(Collection entries)
━━━━━━━━

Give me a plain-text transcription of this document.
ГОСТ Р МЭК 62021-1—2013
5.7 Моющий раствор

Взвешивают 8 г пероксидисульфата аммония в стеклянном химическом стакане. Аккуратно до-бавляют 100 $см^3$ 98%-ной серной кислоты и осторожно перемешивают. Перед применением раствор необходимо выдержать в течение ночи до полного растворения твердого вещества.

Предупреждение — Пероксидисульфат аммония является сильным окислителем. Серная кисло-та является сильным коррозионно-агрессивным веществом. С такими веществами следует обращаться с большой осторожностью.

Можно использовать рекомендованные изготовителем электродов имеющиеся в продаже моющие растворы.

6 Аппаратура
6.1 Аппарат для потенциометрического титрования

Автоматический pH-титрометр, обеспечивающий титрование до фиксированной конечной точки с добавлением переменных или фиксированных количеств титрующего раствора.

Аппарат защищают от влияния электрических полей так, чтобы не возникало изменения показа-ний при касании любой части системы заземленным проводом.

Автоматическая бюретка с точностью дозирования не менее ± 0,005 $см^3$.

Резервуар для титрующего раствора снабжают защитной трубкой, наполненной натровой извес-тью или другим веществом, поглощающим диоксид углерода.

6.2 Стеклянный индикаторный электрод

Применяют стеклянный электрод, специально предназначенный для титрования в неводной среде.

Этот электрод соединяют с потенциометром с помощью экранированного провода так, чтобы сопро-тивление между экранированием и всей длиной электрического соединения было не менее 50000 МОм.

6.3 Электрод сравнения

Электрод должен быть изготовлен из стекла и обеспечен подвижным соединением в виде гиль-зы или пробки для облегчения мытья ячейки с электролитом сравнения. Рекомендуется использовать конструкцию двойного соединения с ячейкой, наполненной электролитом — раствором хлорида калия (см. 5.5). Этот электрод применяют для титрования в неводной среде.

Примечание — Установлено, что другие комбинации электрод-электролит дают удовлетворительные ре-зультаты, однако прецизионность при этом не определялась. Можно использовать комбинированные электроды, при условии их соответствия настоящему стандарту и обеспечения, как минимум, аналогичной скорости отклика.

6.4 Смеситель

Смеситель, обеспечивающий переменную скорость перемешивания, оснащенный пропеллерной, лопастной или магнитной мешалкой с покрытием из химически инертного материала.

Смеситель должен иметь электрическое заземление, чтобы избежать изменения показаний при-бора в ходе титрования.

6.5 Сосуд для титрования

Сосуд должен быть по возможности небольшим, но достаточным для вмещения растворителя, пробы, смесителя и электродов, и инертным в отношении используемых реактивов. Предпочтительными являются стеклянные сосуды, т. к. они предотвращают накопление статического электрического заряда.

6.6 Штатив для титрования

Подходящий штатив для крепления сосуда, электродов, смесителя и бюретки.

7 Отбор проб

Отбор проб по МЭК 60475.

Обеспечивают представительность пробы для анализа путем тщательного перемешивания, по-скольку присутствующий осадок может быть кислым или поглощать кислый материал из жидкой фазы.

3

━━━━━━━━

What you should do - In the data above, how many lines contain the string "неводной"? Answer with the number only.

Finished exercise - 2